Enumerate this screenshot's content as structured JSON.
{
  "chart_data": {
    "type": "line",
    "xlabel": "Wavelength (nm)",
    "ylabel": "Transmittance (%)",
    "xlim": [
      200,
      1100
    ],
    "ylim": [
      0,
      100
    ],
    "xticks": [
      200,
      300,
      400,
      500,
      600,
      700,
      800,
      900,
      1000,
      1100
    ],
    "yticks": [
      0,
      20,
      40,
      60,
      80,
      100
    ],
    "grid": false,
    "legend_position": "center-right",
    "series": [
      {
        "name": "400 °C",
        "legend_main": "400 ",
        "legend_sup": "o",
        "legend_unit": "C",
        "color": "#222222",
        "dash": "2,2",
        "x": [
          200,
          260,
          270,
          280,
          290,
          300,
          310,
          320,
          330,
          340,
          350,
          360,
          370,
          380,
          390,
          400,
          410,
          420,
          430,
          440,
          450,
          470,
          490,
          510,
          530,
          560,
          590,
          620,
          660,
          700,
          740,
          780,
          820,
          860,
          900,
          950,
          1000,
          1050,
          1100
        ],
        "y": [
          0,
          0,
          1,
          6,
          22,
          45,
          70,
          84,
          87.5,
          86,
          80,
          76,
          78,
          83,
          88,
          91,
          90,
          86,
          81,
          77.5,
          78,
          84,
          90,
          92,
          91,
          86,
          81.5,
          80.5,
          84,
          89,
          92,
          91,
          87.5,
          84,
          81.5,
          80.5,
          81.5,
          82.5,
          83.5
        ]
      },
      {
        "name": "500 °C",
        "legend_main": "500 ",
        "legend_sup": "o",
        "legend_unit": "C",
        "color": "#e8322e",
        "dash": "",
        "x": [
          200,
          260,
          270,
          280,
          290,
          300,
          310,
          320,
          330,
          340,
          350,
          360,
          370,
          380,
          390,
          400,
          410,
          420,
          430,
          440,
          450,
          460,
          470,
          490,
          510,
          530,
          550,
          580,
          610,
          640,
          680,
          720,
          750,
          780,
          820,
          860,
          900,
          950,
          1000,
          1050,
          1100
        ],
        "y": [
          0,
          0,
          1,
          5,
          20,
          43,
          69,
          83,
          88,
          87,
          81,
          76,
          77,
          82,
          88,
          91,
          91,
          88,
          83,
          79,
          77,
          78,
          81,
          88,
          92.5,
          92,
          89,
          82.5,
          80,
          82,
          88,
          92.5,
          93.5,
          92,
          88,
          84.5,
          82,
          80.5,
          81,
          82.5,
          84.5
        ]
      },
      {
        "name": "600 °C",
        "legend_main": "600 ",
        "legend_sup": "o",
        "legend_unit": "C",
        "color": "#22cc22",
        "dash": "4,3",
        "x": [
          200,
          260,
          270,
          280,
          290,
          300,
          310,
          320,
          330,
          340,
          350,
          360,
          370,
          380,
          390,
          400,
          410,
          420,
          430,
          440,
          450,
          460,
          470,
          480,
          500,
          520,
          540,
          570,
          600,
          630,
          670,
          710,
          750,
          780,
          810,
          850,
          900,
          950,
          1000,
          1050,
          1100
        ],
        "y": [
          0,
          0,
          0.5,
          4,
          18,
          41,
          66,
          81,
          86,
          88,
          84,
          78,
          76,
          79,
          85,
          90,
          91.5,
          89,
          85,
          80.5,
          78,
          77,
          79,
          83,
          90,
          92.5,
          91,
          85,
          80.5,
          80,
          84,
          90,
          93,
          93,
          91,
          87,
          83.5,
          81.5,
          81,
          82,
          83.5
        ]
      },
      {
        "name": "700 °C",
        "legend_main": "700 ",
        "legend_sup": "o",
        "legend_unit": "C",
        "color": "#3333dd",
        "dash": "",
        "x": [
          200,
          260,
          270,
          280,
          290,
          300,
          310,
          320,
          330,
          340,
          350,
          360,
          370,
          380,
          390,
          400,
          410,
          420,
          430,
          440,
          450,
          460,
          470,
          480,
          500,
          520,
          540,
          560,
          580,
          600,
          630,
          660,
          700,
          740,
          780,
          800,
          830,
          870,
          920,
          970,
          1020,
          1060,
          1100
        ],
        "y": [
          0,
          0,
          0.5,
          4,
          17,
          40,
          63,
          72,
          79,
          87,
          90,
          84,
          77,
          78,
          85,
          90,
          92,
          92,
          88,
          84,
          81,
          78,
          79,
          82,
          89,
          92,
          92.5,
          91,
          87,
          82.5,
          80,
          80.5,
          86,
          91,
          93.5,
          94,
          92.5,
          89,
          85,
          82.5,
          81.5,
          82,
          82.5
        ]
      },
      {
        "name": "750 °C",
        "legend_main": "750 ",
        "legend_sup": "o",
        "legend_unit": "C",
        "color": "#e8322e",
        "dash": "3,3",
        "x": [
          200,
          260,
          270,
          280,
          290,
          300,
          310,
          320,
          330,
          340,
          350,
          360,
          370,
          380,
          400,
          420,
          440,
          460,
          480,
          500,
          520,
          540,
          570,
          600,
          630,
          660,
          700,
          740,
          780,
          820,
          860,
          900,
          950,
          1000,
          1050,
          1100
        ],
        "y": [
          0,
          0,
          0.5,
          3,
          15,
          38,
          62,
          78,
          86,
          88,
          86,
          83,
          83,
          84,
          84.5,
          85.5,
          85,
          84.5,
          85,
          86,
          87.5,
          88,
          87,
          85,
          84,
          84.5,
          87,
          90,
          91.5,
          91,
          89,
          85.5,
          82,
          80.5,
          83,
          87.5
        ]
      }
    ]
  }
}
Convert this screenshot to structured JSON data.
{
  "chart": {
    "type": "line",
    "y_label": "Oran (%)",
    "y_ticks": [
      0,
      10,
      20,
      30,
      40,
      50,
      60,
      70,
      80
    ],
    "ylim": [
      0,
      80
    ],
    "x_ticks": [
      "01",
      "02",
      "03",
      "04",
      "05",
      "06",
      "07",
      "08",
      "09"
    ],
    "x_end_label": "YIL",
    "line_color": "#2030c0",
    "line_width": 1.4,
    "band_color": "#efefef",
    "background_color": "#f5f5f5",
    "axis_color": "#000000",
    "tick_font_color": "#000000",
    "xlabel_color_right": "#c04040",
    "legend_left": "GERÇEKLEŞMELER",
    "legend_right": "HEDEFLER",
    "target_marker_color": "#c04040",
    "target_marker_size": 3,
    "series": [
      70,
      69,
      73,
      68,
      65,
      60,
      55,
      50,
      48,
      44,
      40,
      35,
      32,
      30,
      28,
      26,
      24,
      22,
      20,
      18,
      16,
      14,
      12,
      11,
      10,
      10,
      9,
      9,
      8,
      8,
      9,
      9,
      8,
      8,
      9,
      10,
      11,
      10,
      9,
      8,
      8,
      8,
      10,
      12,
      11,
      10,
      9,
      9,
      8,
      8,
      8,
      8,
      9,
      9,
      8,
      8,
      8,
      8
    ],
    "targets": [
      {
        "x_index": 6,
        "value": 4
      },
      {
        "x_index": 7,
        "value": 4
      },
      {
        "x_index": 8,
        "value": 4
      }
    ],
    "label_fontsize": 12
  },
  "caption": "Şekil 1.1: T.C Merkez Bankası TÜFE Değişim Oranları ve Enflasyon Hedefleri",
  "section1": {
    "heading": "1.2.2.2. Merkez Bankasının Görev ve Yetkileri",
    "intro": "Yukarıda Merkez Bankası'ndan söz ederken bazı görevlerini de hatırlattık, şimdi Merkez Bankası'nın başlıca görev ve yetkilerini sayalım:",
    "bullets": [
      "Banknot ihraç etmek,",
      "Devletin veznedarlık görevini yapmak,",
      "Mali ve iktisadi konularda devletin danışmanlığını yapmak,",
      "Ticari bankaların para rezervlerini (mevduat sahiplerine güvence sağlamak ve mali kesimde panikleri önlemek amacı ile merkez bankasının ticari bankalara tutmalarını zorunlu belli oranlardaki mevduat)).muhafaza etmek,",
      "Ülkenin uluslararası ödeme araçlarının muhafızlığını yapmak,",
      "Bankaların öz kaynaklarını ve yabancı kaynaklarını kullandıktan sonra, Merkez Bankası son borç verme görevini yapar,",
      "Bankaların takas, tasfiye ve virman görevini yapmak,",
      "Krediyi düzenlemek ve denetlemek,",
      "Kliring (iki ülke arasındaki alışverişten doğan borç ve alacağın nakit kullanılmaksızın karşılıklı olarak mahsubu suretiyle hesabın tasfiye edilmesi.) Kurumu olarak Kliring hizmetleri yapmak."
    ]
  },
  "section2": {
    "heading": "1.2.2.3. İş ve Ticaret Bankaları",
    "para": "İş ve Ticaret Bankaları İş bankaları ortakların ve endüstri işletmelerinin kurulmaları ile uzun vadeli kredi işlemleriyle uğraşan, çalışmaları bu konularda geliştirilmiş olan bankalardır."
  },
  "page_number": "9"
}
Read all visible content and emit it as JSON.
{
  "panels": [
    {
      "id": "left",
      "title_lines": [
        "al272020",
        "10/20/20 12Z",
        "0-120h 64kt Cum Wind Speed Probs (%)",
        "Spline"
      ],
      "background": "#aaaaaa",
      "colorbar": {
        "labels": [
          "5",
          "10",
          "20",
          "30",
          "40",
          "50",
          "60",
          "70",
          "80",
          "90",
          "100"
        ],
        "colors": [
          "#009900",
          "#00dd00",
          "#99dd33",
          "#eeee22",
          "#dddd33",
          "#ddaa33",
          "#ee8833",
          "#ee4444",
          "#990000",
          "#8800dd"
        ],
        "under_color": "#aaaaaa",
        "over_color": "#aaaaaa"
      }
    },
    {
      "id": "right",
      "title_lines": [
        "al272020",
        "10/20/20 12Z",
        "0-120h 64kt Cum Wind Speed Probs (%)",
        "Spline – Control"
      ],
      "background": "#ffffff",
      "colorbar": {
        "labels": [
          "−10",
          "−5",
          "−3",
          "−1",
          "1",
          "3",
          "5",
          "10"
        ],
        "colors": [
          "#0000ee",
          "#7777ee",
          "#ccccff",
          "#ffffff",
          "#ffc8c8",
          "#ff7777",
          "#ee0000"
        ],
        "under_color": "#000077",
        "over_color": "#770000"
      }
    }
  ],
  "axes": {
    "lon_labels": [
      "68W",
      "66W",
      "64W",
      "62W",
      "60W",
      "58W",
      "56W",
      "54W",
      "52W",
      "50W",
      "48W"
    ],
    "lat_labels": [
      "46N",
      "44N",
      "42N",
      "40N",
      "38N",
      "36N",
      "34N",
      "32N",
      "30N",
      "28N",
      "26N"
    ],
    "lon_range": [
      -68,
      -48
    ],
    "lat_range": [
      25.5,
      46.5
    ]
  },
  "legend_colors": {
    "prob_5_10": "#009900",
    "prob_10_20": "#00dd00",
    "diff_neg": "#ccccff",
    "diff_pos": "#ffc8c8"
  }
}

▬▬▬▬▬▬▬▬▬▬

### WHAT THE TASK ASKS:
In the listing above, locate each line with "screenshot" and copy it.

### TASK ANSWER:
Enumerate this screenshot's content as structured JSON.
Convert this screenshot to structured JSON data.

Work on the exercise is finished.